What to produce>
Go through the material underneath and show every line where the string "with" occurs.

Given data>
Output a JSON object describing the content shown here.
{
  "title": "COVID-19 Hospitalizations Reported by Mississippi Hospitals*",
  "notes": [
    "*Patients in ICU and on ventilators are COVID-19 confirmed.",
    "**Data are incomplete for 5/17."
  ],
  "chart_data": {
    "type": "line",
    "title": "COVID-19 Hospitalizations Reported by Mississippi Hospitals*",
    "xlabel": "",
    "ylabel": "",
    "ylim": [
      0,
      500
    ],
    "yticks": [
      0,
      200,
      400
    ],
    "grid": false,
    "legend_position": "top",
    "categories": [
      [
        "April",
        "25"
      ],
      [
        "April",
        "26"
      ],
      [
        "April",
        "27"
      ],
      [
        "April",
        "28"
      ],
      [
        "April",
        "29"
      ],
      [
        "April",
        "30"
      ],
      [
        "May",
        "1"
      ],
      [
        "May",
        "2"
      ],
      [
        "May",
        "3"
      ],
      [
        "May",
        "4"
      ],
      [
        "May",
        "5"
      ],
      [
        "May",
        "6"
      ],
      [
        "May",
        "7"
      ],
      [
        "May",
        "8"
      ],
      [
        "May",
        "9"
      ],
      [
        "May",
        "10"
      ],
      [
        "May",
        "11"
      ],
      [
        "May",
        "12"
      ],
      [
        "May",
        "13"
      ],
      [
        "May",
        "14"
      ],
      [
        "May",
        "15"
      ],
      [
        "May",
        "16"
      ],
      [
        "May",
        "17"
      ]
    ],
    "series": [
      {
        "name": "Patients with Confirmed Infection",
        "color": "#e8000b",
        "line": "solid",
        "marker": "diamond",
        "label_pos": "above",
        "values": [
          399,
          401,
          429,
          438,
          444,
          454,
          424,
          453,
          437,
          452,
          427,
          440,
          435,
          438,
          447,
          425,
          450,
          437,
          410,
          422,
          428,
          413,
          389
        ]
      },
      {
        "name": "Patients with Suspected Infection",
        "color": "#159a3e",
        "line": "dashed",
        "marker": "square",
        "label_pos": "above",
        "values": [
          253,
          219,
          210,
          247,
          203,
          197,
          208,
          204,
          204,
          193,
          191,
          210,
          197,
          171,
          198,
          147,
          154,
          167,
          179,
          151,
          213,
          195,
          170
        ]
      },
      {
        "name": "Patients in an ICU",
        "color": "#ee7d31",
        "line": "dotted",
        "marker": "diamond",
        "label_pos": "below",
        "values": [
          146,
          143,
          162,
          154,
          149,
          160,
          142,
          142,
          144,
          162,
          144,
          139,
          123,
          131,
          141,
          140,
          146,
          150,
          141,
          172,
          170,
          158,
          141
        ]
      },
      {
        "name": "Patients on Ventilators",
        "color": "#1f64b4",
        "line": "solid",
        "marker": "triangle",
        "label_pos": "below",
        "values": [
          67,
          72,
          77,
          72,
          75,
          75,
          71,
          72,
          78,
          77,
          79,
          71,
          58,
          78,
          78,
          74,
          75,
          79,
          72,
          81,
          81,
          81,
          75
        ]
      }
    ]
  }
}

Result of this exercise>
        "name": "Patients with Confirmed Infection",
        "name": "Patients with Suspected Infection",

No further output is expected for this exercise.